### Part of a data file
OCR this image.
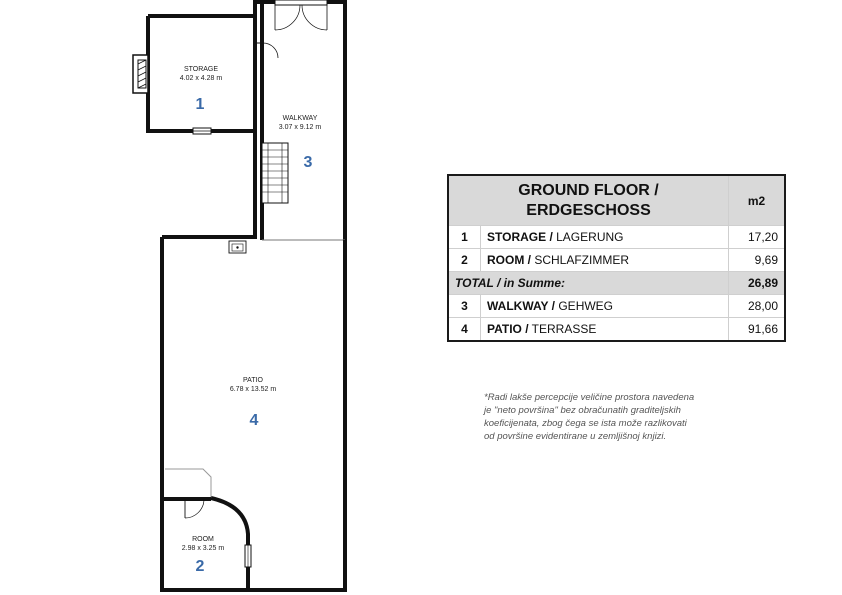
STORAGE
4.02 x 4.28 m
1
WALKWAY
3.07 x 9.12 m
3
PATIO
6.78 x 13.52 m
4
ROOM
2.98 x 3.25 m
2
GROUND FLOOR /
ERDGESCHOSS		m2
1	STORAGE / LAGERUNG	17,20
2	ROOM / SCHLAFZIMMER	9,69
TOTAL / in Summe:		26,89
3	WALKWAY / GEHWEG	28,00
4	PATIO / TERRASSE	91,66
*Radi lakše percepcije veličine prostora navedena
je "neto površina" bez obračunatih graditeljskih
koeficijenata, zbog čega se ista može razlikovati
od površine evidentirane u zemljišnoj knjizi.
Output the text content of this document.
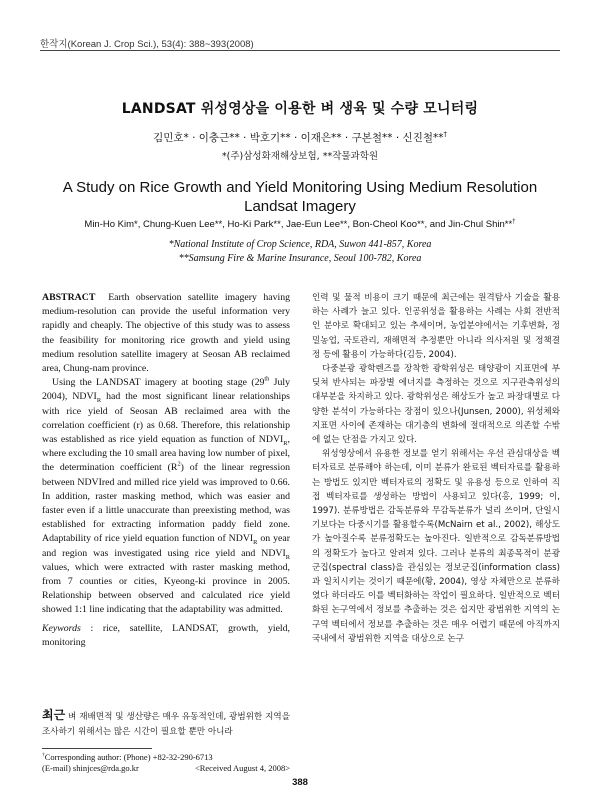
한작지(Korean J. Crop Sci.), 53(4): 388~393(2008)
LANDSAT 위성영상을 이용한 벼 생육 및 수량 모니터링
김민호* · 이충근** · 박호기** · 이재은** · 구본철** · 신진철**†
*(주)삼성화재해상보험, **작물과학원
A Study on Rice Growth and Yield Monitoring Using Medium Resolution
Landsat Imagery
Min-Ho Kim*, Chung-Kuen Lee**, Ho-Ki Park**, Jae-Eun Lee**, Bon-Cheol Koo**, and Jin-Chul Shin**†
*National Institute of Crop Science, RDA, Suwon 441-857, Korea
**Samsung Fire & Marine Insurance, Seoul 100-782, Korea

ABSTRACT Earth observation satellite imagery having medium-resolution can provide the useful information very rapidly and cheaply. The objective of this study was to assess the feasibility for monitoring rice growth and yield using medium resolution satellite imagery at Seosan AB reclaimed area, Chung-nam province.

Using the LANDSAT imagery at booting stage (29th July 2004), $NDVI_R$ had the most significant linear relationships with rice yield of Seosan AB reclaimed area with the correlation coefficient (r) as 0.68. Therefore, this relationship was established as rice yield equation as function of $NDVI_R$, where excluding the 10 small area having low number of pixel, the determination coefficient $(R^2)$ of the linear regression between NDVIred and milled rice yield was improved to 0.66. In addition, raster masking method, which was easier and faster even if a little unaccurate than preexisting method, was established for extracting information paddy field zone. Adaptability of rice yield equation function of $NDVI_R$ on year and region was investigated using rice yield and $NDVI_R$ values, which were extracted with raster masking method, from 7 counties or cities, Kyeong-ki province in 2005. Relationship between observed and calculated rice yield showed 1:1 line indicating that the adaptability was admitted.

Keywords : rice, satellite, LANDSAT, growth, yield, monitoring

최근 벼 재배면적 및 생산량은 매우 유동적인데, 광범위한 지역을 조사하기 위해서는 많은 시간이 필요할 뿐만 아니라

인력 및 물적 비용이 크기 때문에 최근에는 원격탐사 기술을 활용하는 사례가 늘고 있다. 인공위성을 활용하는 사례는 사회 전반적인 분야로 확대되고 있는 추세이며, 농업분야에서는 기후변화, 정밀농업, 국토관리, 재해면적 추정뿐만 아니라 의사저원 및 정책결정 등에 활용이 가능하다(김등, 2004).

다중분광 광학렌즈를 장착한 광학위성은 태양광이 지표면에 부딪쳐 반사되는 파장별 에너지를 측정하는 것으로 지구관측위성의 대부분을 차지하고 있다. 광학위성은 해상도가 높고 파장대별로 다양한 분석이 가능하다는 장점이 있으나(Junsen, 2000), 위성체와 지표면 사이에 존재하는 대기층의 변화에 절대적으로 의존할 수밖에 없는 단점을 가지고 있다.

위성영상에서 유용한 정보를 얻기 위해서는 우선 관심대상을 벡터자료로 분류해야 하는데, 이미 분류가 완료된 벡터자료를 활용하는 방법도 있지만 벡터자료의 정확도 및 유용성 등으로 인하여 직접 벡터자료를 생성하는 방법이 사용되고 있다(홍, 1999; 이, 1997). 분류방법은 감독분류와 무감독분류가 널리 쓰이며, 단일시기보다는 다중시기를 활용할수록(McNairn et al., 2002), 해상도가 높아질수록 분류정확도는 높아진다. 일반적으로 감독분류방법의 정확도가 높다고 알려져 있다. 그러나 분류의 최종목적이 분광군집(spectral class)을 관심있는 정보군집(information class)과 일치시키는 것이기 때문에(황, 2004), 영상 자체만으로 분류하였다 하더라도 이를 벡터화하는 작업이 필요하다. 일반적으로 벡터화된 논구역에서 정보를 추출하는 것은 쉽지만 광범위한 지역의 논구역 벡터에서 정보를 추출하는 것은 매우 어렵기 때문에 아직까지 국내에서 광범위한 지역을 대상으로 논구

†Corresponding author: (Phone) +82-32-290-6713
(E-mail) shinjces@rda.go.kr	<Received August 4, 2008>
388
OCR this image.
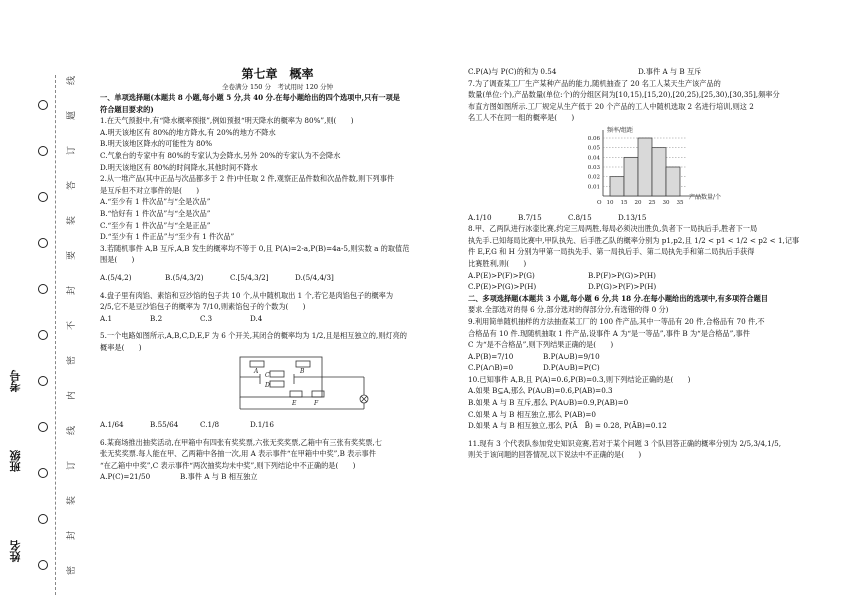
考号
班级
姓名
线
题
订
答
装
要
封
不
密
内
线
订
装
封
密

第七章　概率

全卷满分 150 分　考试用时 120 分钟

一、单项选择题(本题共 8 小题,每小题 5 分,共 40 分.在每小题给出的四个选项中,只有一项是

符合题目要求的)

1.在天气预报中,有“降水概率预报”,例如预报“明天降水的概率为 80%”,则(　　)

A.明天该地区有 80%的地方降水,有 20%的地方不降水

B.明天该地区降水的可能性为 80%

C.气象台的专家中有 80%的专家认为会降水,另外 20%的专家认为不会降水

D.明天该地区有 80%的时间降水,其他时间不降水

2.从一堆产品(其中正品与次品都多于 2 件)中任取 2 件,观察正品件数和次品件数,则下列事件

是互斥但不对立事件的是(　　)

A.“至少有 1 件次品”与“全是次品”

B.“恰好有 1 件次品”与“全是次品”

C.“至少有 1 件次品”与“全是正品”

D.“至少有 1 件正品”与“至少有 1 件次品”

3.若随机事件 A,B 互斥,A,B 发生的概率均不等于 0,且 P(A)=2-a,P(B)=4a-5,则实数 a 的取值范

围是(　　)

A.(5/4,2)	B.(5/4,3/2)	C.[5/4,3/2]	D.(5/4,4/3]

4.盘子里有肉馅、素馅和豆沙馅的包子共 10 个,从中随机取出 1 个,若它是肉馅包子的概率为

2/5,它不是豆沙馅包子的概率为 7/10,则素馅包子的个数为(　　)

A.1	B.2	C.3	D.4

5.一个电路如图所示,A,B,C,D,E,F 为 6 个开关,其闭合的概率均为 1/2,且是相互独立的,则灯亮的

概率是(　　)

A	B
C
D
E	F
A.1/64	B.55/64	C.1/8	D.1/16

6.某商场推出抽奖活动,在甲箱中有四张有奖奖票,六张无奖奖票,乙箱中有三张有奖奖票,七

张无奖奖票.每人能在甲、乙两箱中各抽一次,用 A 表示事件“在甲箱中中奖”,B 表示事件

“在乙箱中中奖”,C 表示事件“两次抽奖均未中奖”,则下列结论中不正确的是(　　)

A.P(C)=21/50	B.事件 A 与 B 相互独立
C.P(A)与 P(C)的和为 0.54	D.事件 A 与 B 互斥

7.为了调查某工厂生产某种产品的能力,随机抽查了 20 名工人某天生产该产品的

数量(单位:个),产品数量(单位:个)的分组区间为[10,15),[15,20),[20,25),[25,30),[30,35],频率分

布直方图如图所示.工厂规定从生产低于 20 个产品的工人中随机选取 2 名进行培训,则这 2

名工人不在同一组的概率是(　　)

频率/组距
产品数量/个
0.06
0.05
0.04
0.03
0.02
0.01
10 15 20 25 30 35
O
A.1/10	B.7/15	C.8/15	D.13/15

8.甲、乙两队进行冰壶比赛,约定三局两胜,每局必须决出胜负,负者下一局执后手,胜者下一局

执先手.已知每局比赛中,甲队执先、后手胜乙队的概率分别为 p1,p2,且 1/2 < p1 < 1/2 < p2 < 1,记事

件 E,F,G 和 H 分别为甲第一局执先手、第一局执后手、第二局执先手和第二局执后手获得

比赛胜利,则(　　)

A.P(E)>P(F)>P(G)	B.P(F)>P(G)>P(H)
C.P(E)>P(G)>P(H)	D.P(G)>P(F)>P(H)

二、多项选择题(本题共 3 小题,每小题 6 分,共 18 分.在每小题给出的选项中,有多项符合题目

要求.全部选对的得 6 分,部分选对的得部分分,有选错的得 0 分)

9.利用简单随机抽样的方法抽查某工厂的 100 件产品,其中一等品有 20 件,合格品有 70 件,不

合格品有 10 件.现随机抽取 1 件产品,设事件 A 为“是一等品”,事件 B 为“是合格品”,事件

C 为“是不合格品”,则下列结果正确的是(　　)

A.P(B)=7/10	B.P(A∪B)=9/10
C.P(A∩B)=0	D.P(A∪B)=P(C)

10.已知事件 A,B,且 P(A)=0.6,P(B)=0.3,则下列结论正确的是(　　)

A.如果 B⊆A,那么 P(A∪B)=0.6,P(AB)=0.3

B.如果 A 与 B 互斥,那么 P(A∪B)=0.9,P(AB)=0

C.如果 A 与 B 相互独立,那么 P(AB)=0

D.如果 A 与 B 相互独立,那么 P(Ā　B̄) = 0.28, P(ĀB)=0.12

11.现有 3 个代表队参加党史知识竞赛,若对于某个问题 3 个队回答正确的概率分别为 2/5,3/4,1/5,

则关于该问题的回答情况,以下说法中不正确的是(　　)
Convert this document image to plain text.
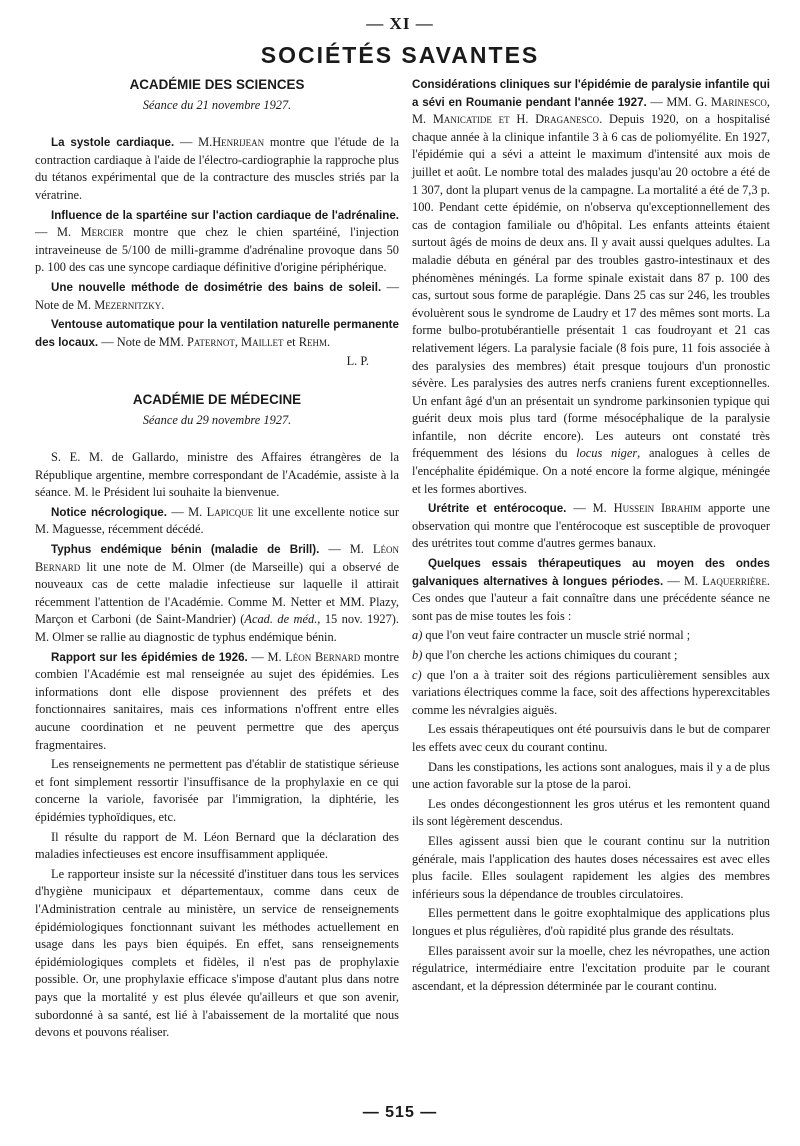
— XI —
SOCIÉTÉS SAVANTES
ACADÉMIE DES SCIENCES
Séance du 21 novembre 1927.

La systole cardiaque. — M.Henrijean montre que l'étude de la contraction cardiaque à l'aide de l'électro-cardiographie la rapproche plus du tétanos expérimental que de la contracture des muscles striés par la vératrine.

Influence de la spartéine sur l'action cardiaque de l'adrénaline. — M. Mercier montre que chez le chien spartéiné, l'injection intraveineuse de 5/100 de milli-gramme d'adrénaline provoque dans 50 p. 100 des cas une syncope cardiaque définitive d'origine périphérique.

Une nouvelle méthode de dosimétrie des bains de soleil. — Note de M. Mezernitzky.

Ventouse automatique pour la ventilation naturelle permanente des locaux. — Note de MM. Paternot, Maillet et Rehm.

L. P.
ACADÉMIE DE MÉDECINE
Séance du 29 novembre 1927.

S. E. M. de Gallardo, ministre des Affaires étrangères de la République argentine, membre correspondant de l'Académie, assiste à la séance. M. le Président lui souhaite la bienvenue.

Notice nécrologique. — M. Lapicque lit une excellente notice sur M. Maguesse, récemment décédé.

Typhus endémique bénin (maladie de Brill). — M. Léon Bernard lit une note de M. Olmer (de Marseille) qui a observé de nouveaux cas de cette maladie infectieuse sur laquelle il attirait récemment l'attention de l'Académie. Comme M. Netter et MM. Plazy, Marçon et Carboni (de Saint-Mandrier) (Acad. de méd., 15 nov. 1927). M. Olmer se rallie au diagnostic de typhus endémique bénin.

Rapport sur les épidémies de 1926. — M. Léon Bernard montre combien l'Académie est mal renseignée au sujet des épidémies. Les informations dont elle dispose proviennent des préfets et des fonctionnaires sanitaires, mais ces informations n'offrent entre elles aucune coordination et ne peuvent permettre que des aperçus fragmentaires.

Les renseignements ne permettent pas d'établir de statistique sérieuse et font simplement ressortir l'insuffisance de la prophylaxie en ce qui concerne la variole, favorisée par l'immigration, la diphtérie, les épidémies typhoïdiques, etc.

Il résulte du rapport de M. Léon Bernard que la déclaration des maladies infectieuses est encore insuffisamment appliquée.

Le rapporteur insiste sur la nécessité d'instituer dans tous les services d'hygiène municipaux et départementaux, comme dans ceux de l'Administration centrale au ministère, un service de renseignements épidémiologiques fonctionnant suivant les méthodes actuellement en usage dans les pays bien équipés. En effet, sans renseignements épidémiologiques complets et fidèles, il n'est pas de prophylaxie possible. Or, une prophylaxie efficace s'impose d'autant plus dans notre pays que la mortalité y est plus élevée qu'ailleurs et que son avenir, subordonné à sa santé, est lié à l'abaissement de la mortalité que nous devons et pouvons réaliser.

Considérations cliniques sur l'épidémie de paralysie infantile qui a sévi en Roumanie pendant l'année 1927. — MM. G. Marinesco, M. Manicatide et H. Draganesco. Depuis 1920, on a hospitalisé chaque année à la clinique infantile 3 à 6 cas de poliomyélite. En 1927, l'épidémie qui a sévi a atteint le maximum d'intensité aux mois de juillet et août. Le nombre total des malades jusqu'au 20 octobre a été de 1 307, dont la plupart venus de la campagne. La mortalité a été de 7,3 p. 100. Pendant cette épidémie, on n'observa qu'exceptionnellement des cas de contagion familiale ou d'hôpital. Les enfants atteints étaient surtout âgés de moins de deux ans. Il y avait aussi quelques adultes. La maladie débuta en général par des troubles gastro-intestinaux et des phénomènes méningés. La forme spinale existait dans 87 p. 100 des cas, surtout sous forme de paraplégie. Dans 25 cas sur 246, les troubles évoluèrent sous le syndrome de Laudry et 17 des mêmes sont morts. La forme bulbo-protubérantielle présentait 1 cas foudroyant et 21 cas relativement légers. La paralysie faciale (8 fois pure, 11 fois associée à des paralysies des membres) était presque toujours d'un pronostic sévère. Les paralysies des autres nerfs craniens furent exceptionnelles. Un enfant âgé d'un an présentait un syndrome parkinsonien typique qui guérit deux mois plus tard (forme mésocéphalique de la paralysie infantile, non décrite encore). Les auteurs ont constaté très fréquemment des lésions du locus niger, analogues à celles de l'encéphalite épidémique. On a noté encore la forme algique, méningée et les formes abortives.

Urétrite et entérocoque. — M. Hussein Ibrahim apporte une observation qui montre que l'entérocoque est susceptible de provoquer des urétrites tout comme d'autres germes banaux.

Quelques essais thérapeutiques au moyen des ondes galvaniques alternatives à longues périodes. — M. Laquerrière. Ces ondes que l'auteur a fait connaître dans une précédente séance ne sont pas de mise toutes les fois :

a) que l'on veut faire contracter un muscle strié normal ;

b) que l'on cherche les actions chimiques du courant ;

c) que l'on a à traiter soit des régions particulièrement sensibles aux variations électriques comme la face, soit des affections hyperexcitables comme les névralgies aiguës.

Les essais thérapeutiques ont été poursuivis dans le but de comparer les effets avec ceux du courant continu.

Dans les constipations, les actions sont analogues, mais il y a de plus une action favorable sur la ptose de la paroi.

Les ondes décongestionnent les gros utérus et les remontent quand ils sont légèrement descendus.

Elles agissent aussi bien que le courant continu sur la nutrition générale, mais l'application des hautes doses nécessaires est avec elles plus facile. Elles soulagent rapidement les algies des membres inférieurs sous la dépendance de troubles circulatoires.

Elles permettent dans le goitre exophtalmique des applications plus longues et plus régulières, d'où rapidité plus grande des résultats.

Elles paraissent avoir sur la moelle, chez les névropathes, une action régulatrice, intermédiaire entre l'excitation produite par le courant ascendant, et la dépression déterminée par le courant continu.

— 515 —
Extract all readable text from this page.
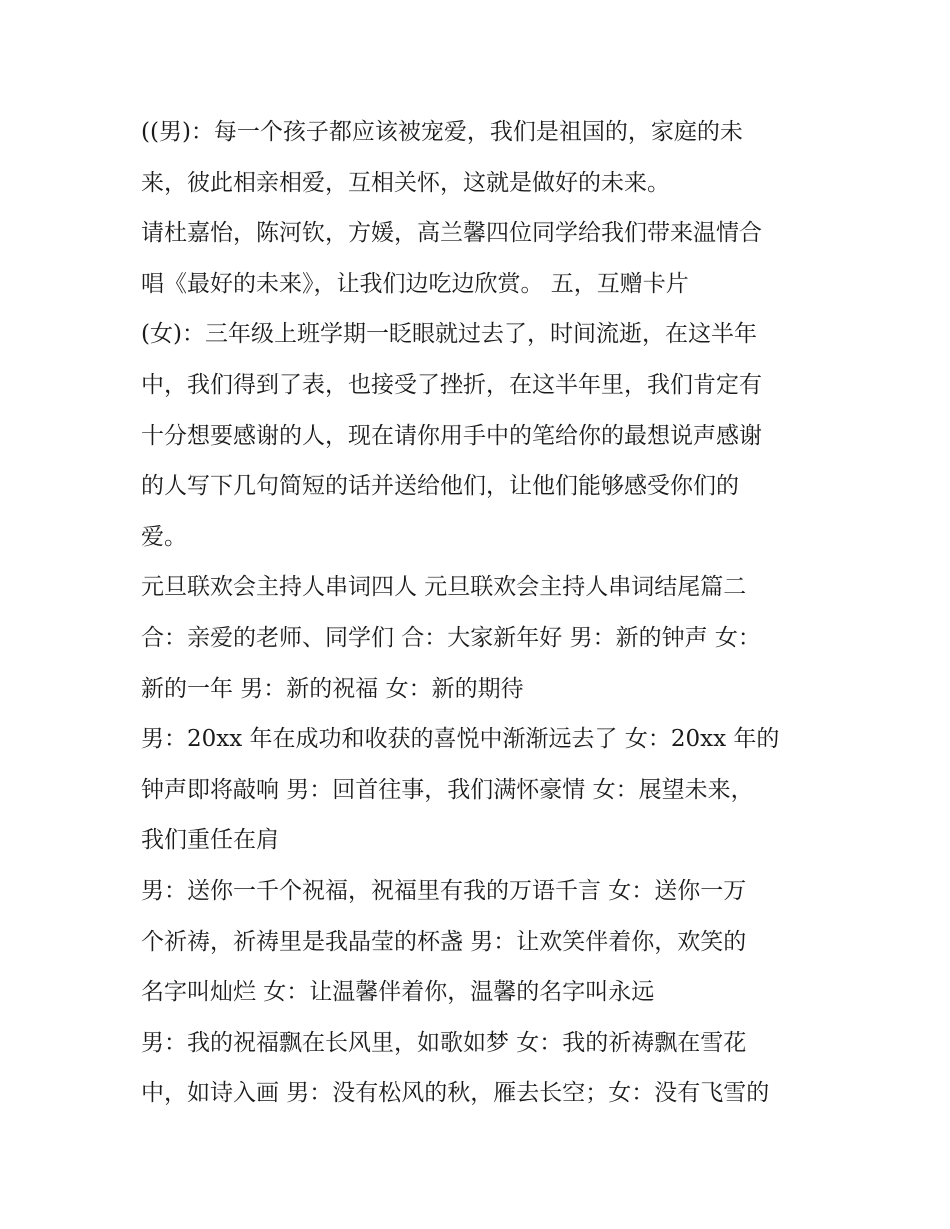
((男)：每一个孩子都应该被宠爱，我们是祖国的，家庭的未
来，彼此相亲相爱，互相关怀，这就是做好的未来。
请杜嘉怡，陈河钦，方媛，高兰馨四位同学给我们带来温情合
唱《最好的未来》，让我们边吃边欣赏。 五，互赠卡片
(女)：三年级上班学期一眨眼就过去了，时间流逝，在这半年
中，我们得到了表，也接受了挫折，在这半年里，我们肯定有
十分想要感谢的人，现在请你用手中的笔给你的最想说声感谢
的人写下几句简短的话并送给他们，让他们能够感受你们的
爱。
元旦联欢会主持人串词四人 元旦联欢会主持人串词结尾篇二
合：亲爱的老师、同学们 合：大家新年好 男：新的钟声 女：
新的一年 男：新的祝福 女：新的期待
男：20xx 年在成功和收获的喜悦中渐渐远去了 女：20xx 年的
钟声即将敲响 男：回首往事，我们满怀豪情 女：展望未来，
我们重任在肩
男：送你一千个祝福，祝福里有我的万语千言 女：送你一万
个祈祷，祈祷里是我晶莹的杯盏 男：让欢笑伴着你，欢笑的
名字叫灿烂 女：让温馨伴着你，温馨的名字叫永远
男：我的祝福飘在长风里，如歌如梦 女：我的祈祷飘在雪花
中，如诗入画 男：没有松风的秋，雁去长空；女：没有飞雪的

### Challenge
Only the number is wanted: how many lines of the material above include the word "chez"?

### Problem solution
2